In the listing below, find every line containing "Conversation" and copy it out.

Start of DATA SUPPLIED

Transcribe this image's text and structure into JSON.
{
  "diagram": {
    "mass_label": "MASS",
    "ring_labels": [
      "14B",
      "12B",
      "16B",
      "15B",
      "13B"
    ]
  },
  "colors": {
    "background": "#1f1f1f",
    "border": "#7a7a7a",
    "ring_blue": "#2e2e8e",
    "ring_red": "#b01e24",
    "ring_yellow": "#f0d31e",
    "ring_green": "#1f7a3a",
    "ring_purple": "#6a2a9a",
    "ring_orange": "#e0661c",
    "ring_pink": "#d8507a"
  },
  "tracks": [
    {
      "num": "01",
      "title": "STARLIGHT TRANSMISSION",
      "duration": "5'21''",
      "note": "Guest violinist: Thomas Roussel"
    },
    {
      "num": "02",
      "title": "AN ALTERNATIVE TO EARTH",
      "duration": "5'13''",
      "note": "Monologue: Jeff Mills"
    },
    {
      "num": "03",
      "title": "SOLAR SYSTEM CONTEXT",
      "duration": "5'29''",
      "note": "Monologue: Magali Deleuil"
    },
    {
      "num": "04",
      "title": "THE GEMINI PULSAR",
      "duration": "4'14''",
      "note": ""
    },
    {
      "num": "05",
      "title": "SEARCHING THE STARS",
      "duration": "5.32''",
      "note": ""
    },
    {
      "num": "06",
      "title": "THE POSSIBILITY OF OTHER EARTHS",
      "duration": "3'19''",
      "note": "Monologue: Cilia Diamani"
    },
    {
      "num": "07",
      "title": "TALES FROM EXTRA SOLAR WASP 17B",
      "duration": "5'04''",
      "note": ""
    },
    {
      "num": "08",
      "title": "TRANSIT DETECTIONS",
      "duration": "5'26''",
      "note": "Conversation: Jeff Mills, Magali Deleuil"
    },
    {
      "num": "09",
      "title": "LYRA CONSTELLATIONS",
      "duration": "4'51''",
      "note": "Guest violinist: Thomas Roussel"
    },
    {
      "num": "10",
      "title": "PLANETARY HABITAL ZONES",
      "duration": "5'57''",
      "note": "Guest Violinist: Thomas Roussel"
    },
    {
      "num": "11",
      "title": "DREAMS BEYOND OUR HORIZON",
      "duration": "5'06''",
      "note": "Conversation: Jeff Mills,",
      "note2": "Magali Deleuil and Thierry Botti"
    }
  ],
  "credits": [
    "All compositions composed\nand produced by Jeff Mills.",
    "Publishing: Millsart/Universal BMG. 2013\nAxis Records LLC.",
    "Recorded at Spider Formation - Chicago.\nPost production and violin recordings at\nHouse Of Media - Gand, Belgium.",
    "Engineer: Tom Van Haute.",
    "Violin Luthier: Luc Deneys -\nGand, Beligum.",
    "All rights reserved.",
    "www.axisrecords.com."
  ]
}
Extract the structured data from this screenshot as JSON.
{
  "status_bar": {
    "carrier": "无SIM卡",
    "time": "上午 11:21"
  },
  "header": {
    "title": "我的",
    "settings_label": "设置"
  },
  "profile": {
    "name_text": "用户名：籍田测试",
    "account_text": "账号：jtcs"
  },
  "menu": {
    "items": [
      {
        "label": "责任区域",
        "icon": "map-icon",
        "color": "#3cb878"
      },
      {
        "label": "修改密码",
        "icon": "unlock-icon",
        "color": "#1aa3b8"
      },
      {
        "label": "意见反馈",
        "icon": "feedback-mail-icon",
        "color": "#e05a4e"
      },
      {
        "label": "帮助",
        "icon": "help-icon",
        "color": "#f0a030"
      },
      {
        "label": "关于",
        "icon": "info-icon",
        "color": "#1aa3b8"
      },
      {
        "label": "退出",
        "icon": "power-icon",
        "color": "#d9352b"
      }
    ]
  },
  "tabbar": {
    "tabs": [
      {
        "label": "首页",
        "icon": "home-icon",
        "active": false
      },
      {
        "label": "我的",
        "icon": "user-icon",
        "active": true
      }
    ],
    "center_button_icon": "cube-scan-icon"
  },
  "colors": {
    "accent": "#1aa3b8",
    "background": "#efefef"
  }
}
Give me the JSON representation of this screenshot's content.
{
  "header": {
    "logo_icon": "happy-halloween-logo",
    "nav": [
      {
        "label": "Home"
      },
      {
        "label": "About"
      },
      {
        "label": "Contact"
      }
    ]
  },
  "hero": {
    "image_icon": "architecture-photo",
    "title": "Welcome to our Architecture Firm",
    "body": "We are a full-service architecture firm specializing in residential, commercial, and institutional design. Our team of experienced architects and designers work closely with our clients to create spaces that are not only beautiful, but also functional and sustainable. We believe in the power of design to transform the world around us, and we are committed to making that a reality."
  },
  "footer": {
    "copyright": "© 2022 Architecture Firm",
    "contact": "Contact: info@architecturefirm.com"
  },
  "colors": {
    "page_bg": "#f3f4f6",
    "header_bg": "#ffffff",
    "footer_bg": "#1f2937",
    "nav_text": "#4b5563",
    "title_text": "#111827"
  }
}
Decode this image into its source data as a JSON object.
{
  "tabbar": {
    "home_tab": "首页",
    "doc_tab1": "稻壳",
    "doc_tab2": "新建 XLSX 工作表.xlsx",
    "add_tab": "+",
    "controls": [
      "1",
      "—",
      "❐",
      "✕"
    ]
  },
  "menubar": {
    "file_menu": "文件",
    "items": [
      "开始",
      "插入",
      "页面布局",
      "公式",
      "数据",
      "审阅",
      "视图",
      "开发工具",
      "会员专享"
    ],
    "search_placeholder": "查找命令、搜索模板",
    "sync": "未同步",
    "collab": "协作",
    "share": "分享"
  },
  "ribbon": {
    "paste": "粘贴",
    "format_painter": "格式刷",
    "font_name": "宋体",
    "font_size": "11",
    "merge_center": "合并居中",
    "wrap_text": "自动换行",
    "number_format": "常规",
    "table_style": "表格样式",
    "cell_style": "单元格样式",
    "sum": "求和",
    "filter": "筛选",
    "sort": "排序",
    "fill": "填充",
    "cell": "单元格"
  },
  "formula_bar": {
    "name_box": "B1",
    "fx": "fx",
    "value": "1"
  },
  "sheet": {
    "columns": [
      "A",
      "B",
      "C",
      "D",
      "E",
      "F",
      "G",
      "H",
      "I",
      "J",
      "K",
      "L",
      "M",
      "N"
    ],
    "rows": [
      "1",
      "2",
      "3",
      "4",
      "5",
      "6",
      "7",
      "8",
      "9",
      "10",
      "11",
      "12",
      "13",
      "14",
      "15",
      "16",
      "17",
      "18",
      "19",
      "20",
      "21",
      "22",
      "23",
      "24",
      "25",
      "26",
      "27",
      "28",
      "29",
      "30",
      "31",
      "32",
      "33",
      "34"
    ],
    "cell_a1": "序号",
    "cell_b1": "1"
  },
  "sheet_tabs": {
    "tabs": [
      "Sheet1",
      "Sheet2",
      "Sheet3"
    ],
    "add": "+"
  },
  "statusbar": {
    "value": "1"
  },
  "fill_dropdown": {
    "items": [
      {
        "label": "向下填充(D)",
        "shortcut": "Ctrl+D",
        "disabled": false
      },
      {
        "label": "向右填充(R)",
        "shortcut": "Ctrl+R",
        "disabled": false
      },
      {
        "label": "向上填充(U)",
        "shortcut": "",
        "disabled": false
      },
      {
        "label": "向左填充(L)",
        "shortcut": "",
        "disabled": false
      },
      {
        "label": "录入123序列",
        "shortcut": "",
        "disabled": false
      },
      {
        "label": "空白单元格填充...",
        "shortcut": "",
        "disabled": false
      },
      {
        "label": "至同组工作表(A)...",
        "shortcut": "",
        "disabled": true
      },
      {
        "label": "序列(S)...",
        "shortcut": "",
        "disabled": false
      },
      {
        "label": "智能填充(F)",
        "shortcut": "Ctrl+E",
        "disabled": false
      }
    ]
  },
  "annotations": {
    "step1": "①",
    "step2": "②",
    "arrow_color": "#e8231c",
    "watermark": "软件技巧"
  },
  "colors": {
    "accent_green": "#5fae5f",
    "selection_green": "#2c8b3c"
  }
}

End of DATA SUPPLIED

- _COMPLETE RESPONSE_:
      "note": "Conversation: Jeff Mills, Magali Deleuil"
      "note": "Conversation: Jeff Mills,",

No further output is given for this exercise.